> Directions for this task
Copy out all of the rows below line for line, without changing anything. Leave out the pictures.

> Raw records
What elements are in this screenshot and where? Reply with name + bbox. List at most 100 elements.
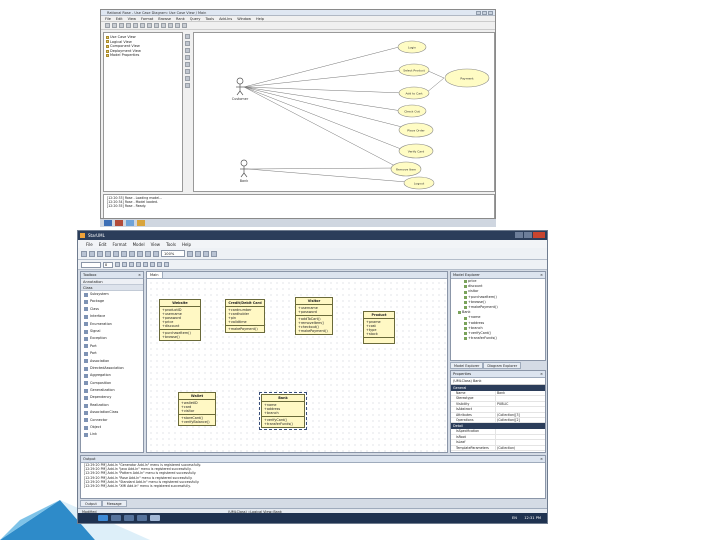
fill-color-icon[interactable] [129,262,134,267]
close-icon[interactable]: × [138,272,141,279]
toolbox-item[interactable]: Link [81,431,143,438]
save-icon[interactable] [97,250,103,257]
uml-class-box[interactable]: Credit/Debit Card +cardnumber +cardholder +… [225,299,265,333]
toolbox-item[interactable]: Class [81,306,143,313]
toolbox-item[interactable]: Subsystem [81,291,143,298]
redo-icon[interactable] [145,250,151,257]
text-icon[interactable] [185,41,190,46]
class-diagram-canvas[interactable]: Website +productID +username +password +pric… [148,280,447,452]
zoom-out-icon[interactable] [175,23,180,28]
menu-tools[interactable]: Tools [205,17,214,21]
close-icon[interactable] [533,232,545,238]
menu-format[interactable]: Format [141,17,153,21]
property-value[interactable]: (Collection)[3] [495,412,545,417]
layout-icon[interactable] [203,250,209,257]
usecase[interactable]: Login [397,40,427,54]
copy-icon[interactable] [133,23,138,28]
app-icon[interactable] [126,220,134,226]
line-color-icon[interactable] [136,262,141,267]
toolbox-item[interactable]: Signal [81,328,143,335]
uml-class-box[interactable]: Bank +name +address +branch +verifyCard() +tr… [259,392,307,430]
toolbox-item[interactable]: Realization [81,402,143,409]
generalization-icon[interactable] [185,83,190,88]
usecase-icon[interactable] [185,62,190,67]
undo-icon[interactable] [154,23,159,28]
align-bottom-icon[interactable] [164,262,169,267]
menu-edit[interactable]: Edit [116,17,123,21]
usecase[interactable]: Payment [444,68,490,88]
menu-browse[interactable]: Browse [158,17,171,21]
toolbox-item[interactable]: AssociationClass [81,409,143,416]
zoom-in-icon[interactable] [187,250,193,257]
app-icon[interactable] [115,220,123,226]
fit-icon[interactable] [182,23,187,28]
open-icon[interactable] [112,23,117,28]
undo-icon[interactable] [137,250,143,257]
toolbox-item[interactable]: Exception [81,335,143,342]
toolbox-item[interactable]: DirectedAssociation [81,365,143,372]
bold-icon[interactable] [115,262,120,267]
tab-main[interactable]: Main [147,272,163,278]
toolbox-item[interactable]: Part [81,350,143,357]
usecase[interactable]: Place Order [398,122,434,138]
align-top-icon[interactable] [157,262,162,267]
note-icon[interactable] [185,48,190,53]
app-icon[interactable] [137,220,145,226]
toolbox-item[interactable]: Interface [81,313,143,320]
property-value[interactable]: (Collection)[2] [495,417,545,423]
close-icon[interactable]: × [540,272,543,279]
property-value[interactable] [495,429,545,434]
uml-class-box[interactable]: Product +pname +cost +type +stock [363,311,395,344]
close-icon[interactable]: × [540,371,543,378]
menu-model[interactable]: Model [133,242,145,247]
new-icon[interactable] [81,250,87,257]
menu-window[interactable]: Window [237,17,251,21]
toolbox-item[interactable]: Association [81,358,143,365]
tab-diagram-explorer[interactable]: Diagram Explorer [483,362,522,369]
paste-icon[interactable] [121,250,127,257]
property-value[interactable]: PUBLIC [495,401,545,407]
menu-help[interactable]: Help [256,17,264,21]
media-icon[interactable] [137,515,147,521]
property-row[interactable]: TemplateParameters (Collection) [451,445,545,451]
cut-icon[interactable] [126,23,131,28]
italic-icon[interactable] [122,262,127,267]
align-left-icon[interactable] [143,262,148,267]
property-value[interactable]: (Collection) [495,445,545,450]
usecase-diagram-canvas[interactable]: Customer Bank Login Select Product Payme… [193,32,495,192]
tab-message[interactable]: Message [101,500,127,507]
menu-addins[interactable]: Add-Ins [219,17,232,21]
usecase[interactable]: Remove Item [390,161,422,177]
find-icon[interactable] [153,250,159,257]
dependency-icon[interactable] [185,76,190,81]
open-icon[interactable] [89,250,95,257]
menu-format[interactable]: Format [112,242,126,247]
new-icon[interactable] [105,23,110,28]
cut-icon[interactable] [105,250,111,257]
close-icon[interactable]: × [540,456,543,463]
print-icon[interactable] [147,23,152,28]
toolbox-item[interactable]: Package [81,298,143,305]
align-icon[interactable] [211,250,217,257]
tab-model-explorer[interactable]: Model Explorer [450,362,484,369]
menu-file[interactable]: File [105,17,111,21]
font-size-select[interactable]: 8 [103,261,113,268]
browse-icon[interactable] [161,23,166,28]
menu-rank[interactable]: Rank [176,17,185,21]
menu-query[interactable]: Query [190,17,201,21]
zoom-out-icon[interactable] [195,250,201,257]
paste-icon[interactable] [140,23,145,28]
usecase[interactable]: Check Out [397,104,427,118]
language-indicator[interactable]: EN [512,513,517,523]
usecase[interactable]: Add to Cart [398,86,430,100]
uml-class-box[interactable]: Website +productID +username +password +pric… [159,299,201,341]
toolbox-item[interactable]: Enumeration [81,321,143,328]
property-value[interactable] [495,440,545,445]
toolbox-item[interactable]: Object [81,424,143,431]
minimize-icon[interactable] [515,232,523,238]
maximize-icon[interactable] [524,232,532,238]
start-icon[interactable] [98,515,108,521]
staruml-taskbar-icon[interactable] [150,515,160,521]
property-value[interactable] [495,434,545,440]
tab-output[interactable]: Output [80,500,102,507]
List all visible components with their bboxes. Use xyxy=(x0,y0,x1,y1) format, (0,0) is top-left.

> Answer to the problem
What elements are in this screenshot and where? Reply with name + bbox. List at most 100 elements.
fill-color-icon[interactable] [129,262,134,267]
close-icon[interactable]: × [138,272,141,279]
toolbox-item[interactable]: Link [81,431,143,438]
save-icon[interactable] [97,250,103,257]
uml-class-box[interactable]: Credit/Debit Card +cardnumber +cardholder +… [225,299,265,333]
toolbox-item[interactable]: Class [81,306,143,313]
toolbox-item[interactable]: Subsystem [81,291,143,298]
redo-icon[interactable] [145,250,151,257]
text-icon[interactable] [185,41,190,46]
class-diagram-canvas[interactable]: Website +productID +username +password +pric… [148,280,447,452]
zoom-out-icon[interactable] [175,23,180,28]
menu-tools[interactable]: Tools [205,17,214,21]
close-icon[interactable] [533,232,545,238]
menu-format[interactable]: Format [141,17,153,21]
property-value[interactable]: (Collection)[3] [495,412,545,417]
layout-icon[interactable] [203,250,209,257]
usecase[interactable]: Login [397,40,427,54]
copy-icon[interactable] [133,23,138,28]
app-icon[interactable] [126,220,134,226]
line-color-icon[interactable] [136,262,141,267]
toolbox-item[interactable]: Signal [81,328,143,335]
uml-class-box[interactable]: Bank +name +address +branch +verifyCard() +tr… [259,392,307,430]
toolbox-item[interactable]: Realization [81,402,143,409]
generalization-icon[interactable] [185,83,190,88]
usecase-icon[interactable] [185,62,190,67]
undo-icon[interactable] [154,23,159,28]
align-bottom-icon[interactable] [164,262,169,267]
menu-edit[interactable]: Edit [116,17,123,21]
usecase[interactable]: Payment [444,68,490,88]
menu-browse[interactable]: Browse [158,17,171,21]
toolbox-item[interactable]: AssociationClass [81,409,143,416]
zoom-in-icon[interactable] [187,250,193,257]
app-icon[interactable] [115,220,123,226]
fit-icon[interactable] [182,23,187,28]
open-icon[interactable] [112,23,117,28]
undo-icon[interactable] [137,250,143,257]
toolbox-item[interactable]: Exception [81,335,143,342]
toolbox-item[interactable]: DirectedAssociation [81,365,143,372]
bold-icon[interactable] [115,262,120,267]
tab-main[interactable]: Main [147,272,163,278]
toolbox-item[interactable]: Part [81,350,143,357]
usecase[interactable]: Place Order [398,122,434,138]
align-top-icon[interactable] [157,262,162,267]
note-icon[interactable] [185,48,190,53]
app-icon[interactable] [137,220,145,226]
toolbox-item[interactable]: Interface [81,313,143,320]
property-value[interactable]: (Collection)[2] [495,417,545,423]
close-icon[interactable]: × [540,272,543,279]
property-value[interactable] [495,429,545,434]
uml-class-box[interactable]: Product +pname +cost +type +stock [363,311,395,344]
close-icon[interactable]: × [540,371,543,378]
menu-model[interactable]: Model [133,242,145,247]
new-icon[interactable] [81,250,87,257]
menu-window[interactable]: Window [237,17,251,21]
toolbox-item[interactable]: Association [81,358,143,365]
tab-diagram-explorer[interactable]: Diagram Explorer [483,362,522,369]
paste-icon[interactable] [121,250,127,257]
property-value[interactable]: PUBLIC [495,401,545,407]
menu-help[interactable]: Help [256,17,264,21]
media-icon[interactable] [137,515,147,521]
property-row[interactable]: TemplateParameters (Collection) [451,445,545,451]
cut-icon[interactable] [126,23,131,28]
italic-icon[interactable] [122,262,127,267]
align-left-icon[interactable] [143,262,148,267]
property-value[interactable]: (Collection) [495,445,545,450]
usecase-diagram-canvas[interactable]: Customer Bank Login Select Product Payme… [193,32,495,192]
tab-message[interactable]: Message [101,500,127,507]
menu-addins[interactable]: Add-Ins [219,17,232,21]
usecase[interactable]: Remove Item [390,161,422,177]
find-icon[interactable] [153,250,159,257]
dependency-icon[interactable] [185,76,190,81]
open-icon[interactable] [89,250,95,257]
menu-format[interactable]: Format [112,242,126,247]
new-icon[interactable] [105,23,110,28]
cut-icon[interactable] [105,250,111,257]
close-icon[interactable]: × [540,456,543,463]
print-icon[interactable] [147,23,152,28]
toolbox-item[interactable]: Package [81,298,143,305]
align-icon[interactable] [211,250,217,257]
tab-model-explorer[interactable]: Model Explorer [450,362,484,369]
menu-file[interactable]: File [105,17,111,21]
font-size-select[interactable]: 8 [103,261,113,268]
browse-icon[interactable] [161,23,166,28]
menu-rank[interactable]: Rank [176,17,185,21]
menu-query[interactable]: Query [190,17,201,21]
zoom-out-icon[interactable] [195,250,201,257]
paste-icon[interactable] [140,23,145,28]
usecase[interactable]: Check Out [397,104,427,118]
language-indicator[interactable]: EN [512,513,517,523]
usecase[interactable]: Add to Cart [398,86,430,100]
uml-class-box[interactable]: Website +productID +username +password +pric… [159,299,201,341]
toolbox-item[interactable]: Enumeration [81,321,143,328]
property-value[interactable] [495,440,545,445]
toolbox-item[interactable]: Object [81,424,143,431]
minimize-icon[interactable] [515,232,523,238]
maximize-icon[interactable] [524,232,532,238]
start-icon[interactable] [98,515,108,521]
staruml-taskbar-icon[interactable] [150,515,160,521]
property-value[interactable] [495,434,545,440]
tab-output[interactable]: Output [80,500,102,507]
List all visible components with their bboxes. Use xyxy=(x0,y0,x1,y1) format, (0,0) is top-left.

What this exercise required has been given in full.